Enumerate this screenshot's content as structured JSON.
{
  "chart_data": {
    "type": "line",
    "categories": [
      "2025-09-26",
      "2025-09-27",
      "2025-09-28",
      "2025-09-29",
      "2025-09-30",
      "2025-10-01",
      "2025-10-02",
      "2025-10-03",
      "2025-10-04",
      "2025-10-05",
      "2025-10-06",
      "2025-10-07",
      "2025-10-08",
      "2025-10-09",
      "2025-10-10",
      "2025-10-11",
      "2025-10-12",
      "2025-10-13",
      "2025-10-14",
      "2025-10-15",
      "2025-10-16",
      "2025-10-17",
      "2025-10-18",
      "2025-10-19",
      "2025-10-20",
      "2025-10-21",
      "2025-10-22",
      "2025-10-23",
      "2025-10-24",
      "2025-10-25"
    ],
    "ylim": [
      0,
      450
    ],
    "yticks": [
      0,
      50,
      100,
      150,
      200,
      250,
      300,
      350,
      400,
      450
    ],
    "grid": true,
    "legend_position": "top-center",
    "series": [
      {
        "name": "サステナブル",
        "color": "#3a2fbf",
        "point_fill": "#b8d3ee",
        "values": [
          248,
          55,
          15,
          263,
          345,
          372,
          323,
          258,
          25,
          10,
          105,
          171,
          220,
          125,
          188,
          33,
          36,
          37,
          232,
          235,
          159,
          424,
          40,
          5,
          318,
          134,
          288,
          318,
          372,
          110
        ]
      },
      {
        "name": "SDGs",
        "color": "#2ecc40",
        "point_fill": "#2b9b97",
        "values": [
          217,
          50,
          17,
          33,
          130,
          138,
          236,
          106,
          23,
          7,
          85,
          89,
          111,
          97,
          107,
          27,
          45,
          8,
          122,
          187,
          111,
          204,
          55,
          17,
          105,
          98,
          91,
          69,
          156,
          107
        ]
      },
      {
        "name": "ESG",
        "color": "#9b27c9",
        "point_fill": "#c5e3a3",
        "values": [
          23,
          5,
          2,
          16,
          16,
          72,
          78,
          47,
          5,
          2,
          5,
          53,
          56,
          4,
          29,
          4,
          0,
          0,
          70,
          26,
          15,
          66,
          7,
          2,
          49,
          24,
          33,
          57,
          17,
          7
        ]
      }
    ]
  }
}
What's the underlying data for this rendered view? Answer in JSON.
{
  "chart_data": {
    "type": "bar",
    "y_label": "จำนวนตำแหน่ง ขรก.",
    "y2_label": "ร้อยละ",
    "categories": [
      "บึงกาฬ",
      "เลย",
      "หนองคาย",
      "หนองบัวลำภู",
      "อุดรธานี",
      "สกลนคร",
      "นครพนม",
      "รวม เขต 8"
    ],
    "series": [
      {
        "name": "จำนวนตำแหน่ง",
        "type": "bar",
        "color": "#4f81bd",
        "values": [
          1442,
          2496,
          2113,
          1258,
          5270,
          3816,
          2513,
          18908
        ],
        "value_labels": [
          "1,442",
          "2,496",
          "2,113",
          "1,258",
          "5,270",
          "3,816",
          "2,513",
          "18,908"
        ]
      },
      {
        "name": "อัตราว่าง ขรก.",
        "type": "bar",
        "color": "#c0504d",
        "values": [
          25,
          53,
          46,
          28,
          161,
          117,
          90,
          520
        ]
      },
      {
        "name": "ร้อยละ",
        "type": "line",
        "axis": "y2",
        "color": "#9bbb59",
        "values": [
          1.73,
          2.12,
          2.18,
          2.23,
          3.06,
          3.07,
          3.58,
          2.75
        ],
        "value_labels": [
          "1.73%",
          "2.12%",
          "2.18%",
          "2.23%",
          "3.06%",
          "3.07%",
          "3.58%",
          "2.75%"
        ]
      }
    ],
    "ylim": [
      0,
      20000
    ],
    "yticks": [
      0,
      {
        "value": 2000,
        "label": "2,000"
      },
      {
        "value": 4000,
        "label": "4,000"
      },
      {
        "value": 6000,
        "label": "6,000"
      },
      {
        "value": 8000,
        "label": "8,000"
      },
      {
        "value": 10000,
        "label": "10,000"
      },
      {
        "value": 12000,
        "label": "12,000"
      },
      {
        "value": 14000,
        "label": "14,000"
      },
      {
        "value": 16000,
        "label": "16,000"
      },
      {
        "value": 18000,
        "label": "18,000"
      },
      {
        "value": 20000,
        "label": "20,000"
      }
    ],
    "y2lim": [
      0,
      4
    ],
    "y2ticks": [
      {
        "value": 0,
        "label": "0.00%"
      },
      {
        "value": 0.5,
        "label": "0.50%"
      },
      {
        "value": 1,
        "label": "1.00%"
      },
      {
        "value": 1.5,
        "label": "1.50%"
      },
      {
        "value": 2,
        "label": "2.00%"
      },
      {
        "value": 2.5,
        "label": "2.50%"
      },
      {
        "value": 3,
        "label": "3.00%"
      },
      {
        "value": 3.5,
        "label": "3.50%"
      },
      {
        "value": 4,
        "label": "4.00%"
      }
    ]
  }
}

════════════════════

> WHAT YOU ARE ASKED TO DO
Using the data above, output each line exactly.

> WRITTEN RESPONSE
Enumerate this screenshot's content as structured JSON.
{
  "chart_data": {
    "type": "line",
    "categories": [
      "2025-09-26",
      "2025-09-27",
      "2025-09-28",
      "2025-09-29",
      "2025-09-30",
      "2025-10-01",
      "2025-10-02",
      "2025-10-03",
      "2025-10-04",
      "2025-10-05",
      "2025-10-06",
      "2025-10-07",
      "2025-10-08",
      "2025-10-09",
      "2025-10-10",
      "2025-10-11",
      "2025-10-12",
      "2025-10-13",
      "2025-10-14",
      "2025-10-15",
      "2025-10-16",
      "2025-10-17",
      "2025-10-18",
      "2025-10-19",
      "2025-10-20",
      "2025-10-21",
      "2025-10-22",
      "2025-10-23",
      "2025-10-24",
      "2025-10-25"
    ],
    "ylim": [
      0,
      450
    ],
    "yticks": [
      0,
      50,
      100,
      150,
      200,
      250,
      300,
      350,
      400,
      450
    ],
    "grid": true,
    "legend_position": "top-center",
    "series": [
      {
        "name": "サステナブル",
        "color": "#3a2fbf",
        "point_fill": "#b8d3ee",
        "values": [
          248,
          55,
          15,
          263,
          345,
          372,
          323,
          258,
          25,
          10,
          105,
          171,
          220,
          125,
          188,
          33,
          36,
          37,
          232,
          235,
          159,
          424,
          40,
          5,
          318,
          134,
          288,
          318,
          372,
          110
        ]
      },
      {
        "name": "SDGs",
        "color": "#2ecc40",
        "point_fill": "#2b9b97",
        "values": [
          217,
          50,
          17,
          33,
          130,
          138,
          236,
          106,
          23,
          7,
          85,
          89,
          111,
          97,
          107,
          27,
          45,
          8,
          122,
          187,
          111,
          204,
          55,
          17,
          105,
          98,
          91,
          69,
          156,
          107
        ]
      },
      {
        "name": "ESG",
        "color": "#9b27c9",
        "point_fill": "#c5e3a3",
        "values": [
          23,
          5,
          2,
          16,
          16,
          72,
          78,
          47,
          5,
          2,
          5,
          53,
          56,
          4,
          29,
          4,
          0,
          0,
          70,
          26,
          15,
          66,
          7,
          2,
          49,
          24,
          33,
          57,
          17,
          7
        ]
      }
    ]
  }
}
What's the underlying data for this rendered view? Answer in JSON.
{
  "chart_data": {
    "type": "bar",
    "y_label": "จำนวนตำแหน่ง ขรก.",
    "y2_label": "ร้อยละ",
    "categories": [
      "บึงกาฬ",
      "เลย",
      "หนองคาย",
      "หนองบัวลำภู",
      "อุดรธานี",
      "สกลนคร",
      "นครพนม",
      "รวม เขต 8"
    ],
    "series": [
      {
        "name": "จำนวนตำแหน่ง",
        "type": "bar",
        "color": "#4f81bd",
        "values": [
          1442,
          2496,
          2113,
          1258,
          5270,
          3816,
          2513,
          18908
        ],
        "value_labels": [
          "1,442",
          "2,496",
          "2,113",
          "1,258",
          "5,270",
          "3,816",
          "2,513",
          "18,908"
        ]
      },
      {
        "name": "อัตราว่าง ขรก.",
        "type": "bar",
        "color": "#c0504d",
        "values": [
          25,
          53,
          46,
          28,
          161,
          117,
          90,
          520
        ]
      },
      {
        "name": "ร้อยละ",
        "type": "line",
        "axis": "y2",
        "color": "#9bbb59",
        "values": [
          1.73,
          2.12,
          2.18,
          2.23,
          3.06,
          3.07,
          3.58,
          2.75
        ],
        "value_labels": [
          "1.73%",
          "2.12%",
          "2.18%",
          "2.23%",
          "3.06%",
          "3.07%",
          "3.58%",
          "2.75%"
        ]
      }
    ],
    "ylim": [
      0,
      20000
    ],
    "yticks": [
      0,
      {
        "value": 2000,
        "label": "2,000"
      },
      {
        "value": 4000,
        "label": "4,000"
      },
      {
        "value": 6000,
        "label": "6,000"
      },
      {
        "value": 8000,
        "label": "8,000"
      },
      {
        "value": 10000,
        "label": "10,000"
      },
      {
        "value": 12000,
        "label": "12,000"
      },
      {
        "value": 14000,
        "label": "14,000"
      },
      {
        "value": 16000,
        "label": "16,000"
      },
      {
        "value": 18000,
        "label": "18,000"
      },
      {
        "value": 20000,
        "label": "20,000"
      }
    ],
    "y2lim": [
      0,
      4
    ],
    "y2ticks": [
      {
        "value": 0,
        "label": "0.00%"
      },
      {
        "value": 0.5,
        "label": "0.50%"
      },
      {
        "value": 1,
        "label": "1.00%"
      },
      {
        "value": 1.5,
        "label": "1.50%"
      },
      {
        "value": 2,
        "label": "2.00%"
      },
      {
        "value": 2.5,
        "label": "2.50%"
      },
      {
        "value": 3,
        "label": "3.00%"
      },
      {
        "value": 3.5,
        "label": "3.50%"
      },
      {
        "value": 4,
        "label": "4.00%"
      }
    ]
  }
}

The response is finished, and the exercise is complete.